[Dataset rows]
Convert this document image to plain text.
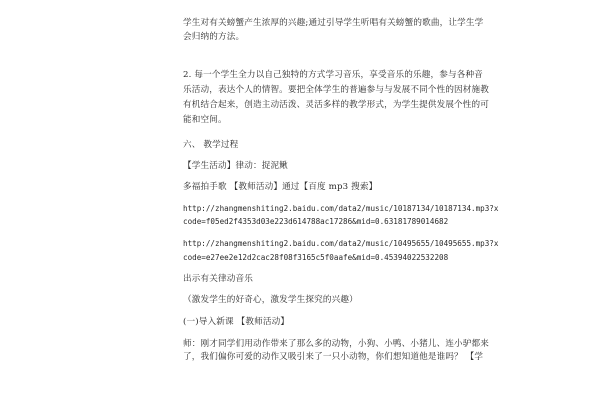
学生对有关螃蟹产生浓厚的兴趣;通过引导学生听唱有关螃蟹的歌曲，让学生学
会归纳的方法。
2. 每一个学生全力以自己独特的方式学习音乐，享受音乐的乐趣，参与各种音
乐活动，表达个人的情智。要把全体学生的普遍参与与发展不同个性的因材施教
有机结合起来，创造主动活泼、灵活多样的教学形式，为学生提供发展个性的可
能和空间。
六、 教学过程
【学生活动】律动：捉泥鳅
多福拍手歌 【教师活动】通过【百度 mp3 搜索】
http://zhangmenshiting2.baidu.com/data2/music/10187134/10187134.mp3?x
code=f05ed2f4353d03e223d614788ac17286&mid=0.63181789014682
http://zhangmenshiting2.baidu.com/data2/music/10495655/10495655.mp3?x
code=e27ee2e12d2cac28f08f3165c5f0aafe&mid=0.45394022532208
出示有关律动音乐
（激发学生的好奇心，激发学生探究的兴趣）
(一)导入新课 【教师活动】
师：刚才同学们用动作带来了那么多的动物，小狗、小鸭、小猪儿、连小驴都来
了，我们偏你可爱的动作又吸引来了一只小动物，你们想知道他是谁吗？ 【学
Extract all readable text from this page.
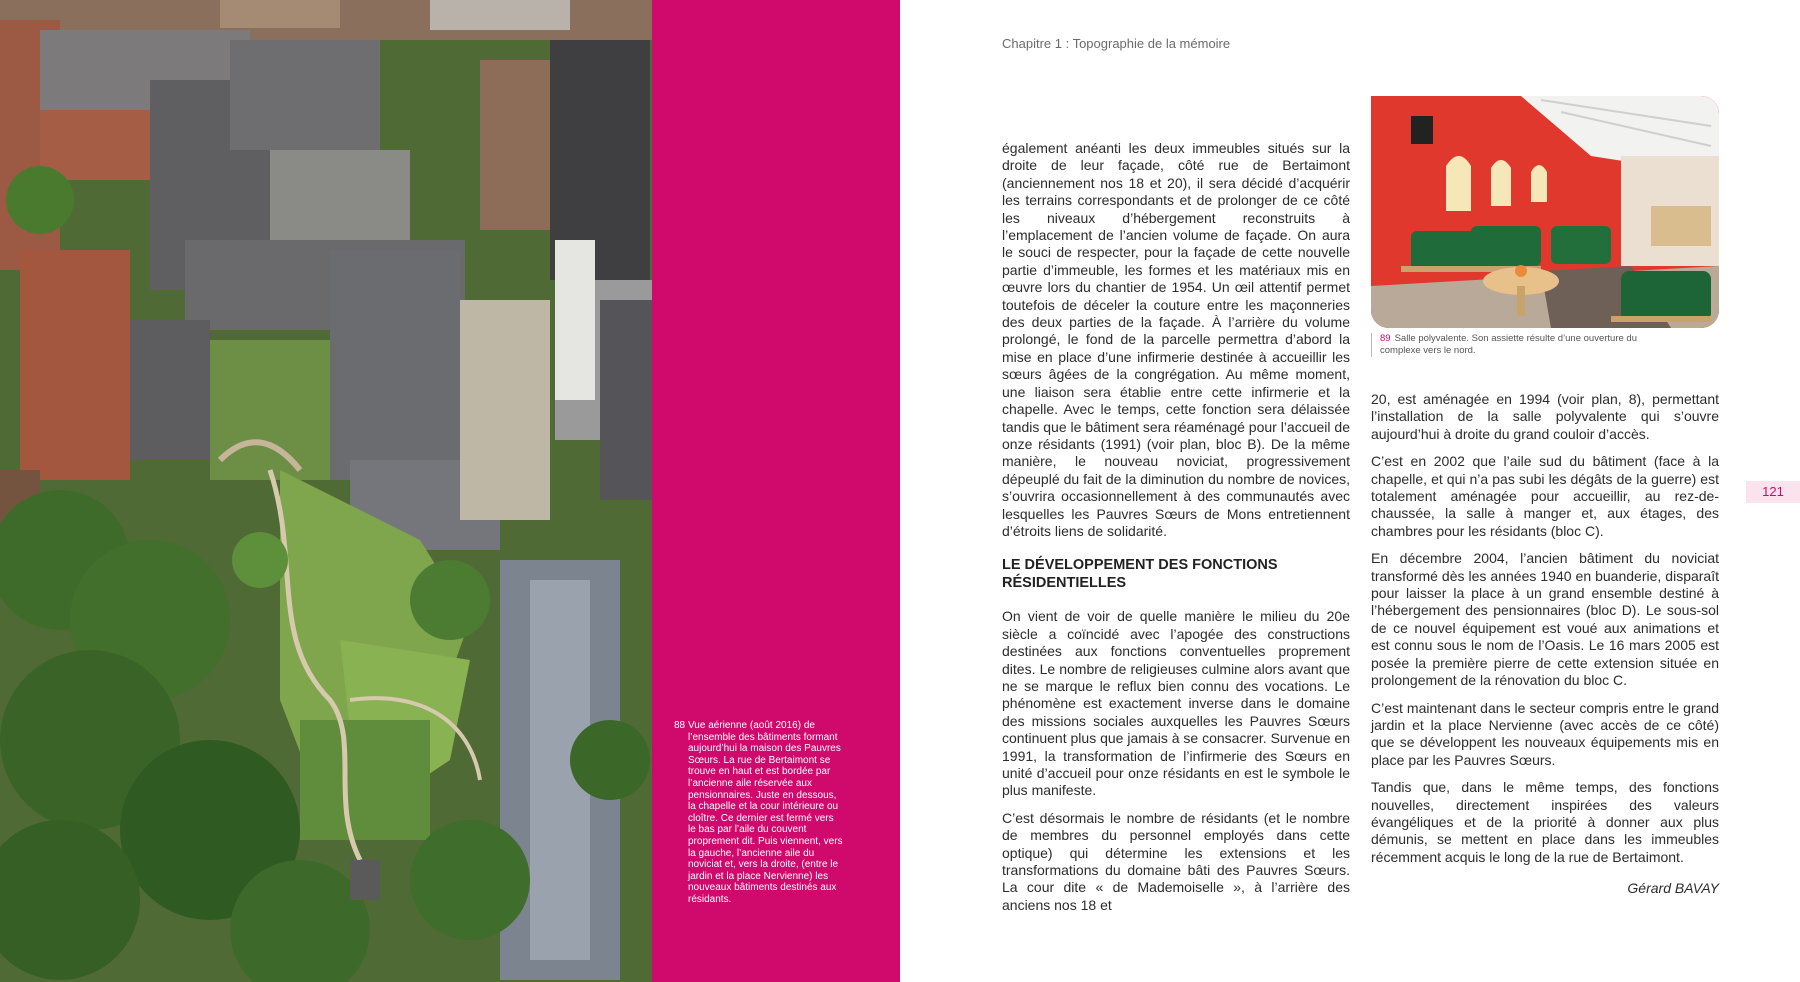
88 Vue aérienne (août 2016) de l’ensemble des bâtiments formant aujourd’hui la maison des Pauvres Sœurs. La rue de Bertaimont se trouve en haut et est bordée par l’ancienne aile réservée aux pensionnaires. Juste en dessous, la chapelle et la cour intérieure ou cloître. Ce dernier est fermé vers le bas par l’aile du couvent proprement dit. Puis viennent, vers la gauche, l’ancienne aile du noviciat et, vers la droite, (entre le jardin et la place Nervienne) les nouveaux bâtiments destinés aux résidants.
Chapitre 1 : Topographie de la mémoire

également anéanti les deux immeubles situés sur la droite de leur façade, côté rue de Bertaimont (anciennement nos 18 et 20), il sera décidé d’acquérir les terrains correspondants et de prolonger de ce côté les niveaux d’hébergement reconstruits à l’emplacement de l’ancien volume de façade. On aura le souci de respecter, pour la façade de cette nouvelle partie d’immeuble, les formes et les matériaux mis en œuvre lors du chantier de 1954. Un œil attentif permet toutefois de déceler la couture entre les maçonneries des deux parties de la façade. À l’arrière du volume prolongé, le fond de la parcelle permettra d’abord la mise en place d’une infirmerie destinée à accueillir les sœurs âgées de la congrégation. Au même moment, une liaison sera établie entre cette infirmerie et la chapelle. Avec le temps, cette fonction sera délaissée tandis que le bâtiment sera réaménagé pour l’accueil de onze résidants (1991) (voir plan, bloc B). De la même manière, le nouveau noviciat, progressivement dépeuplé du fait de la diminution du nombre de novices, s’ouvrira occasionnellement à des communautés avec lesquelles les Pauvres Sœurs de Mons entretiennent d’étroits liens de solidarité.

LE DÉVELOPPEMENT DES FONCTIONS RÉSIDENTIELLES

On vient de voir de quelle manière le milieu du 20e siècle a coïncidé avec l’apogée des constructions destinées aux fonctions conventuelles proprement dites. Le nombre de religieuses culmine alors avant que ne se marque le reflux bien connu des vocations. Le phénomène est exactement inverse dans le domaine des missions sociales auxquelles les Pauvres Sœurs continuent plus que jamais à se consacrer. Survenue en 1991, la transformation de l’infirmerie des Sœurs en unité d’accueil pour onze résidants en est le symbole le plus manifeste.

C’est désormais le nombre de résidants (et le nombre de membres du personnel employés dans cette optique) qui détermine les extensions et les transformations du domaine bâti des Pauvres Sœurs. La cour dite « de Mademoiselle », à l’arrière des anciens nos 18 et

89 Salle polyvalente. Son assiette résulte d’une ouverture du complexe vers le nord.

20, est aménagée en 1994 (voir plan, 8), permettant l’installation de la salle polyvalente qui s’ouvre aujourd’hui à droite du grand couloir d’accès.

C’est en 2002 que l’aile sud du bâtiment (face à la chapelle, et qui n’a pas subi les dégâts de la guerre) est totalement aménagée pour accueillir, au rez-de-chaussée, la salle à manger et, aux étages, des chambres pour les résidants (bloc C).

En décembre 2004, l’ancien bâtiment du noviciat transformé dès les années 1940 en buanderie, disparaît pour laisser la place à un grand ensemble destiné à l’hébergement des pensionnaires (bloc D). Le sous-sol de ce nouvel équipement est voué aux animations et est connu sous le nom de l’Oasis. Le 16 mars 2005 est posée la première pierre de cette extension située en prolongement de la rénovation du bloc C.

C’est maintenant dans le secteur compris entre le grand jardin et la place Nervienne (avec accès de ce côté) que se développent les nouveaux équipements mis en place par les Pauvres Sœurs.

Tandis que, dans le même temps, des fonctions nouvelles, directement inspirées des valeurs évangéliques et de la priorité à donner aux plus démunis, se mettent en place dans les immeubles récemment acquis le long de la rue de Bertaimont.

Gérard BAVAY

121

*Given problem*
From the data, collect all lines where the string "Bertaimont" appears.

*The reply*
88 Vue aérienne (août 2016) de l’ensemble des bâtiments formant aujourd’hui la maison des Pauvres Sœurs. La rue de Bertaimont se trouve en haut et est bordée par l’ancienne aile réservée aux pensionnaires. Juste en dessous, la chapelle et la cour intérieure ou cloître. Ce dernier est fermé vers le bas par l’aile du couvent proprement dit. Puis viennent, vers la gauche, l’ancienne aile du noviciat et, vers la droite, (entre le jardin et la place Nervienne) les nouveaux bâtiments destinés aux résidants.
également anéanti les deux immeubles situés sur la droite de leur façade, côté rue de Bertaimont (anciennement nos 18 et 20), il sera décidé d’acquérir les terrains correspondants et de prolonger de ce côté les niveaux d’hébergement reconstruits à l’emplacement de l’ancien volume de façade. On aura le souci de respecter, pour la façade de cette nouvelle partie d’immeuble, les formes et les matériaux mis en œuvre lors du chantier de 1954. Un œil attentif permet toutefois de déceler la couture entre les maçonneries des deux parties de la façade. À l’arrière du volume prolongé, le fond de la parcelle permettra d’abord la mise en place d’une infirmerie destinée à accueillir les sœurs âgées de la congrégation. Au même moment, une liaison sera établie entre cette infirmerie et la chapelle. Avec le temps, cette fonction sera délaissée tandis que le bâtiment sera réaménagé pour l’accueil de onze résidants (1991) (voir plan, bloc B). De la même manière, le nouveau noviciat, progressivement dépeuplé du fait de la diminution du nombre de novices, s’ouvrira occasionnellement à des communautés avec lesquelles les Pauvres Sœurs de Mons entretiennent d’étroits liens de solidarité.
Tandis que, dans le même temps, des fonctions nouvelles, directement inspirées des valeurs évangéliques et de la priorité à donner aux plus démunis, se mettent en place dans les immeubles récemment acquis le long de la rue de Bertaimont.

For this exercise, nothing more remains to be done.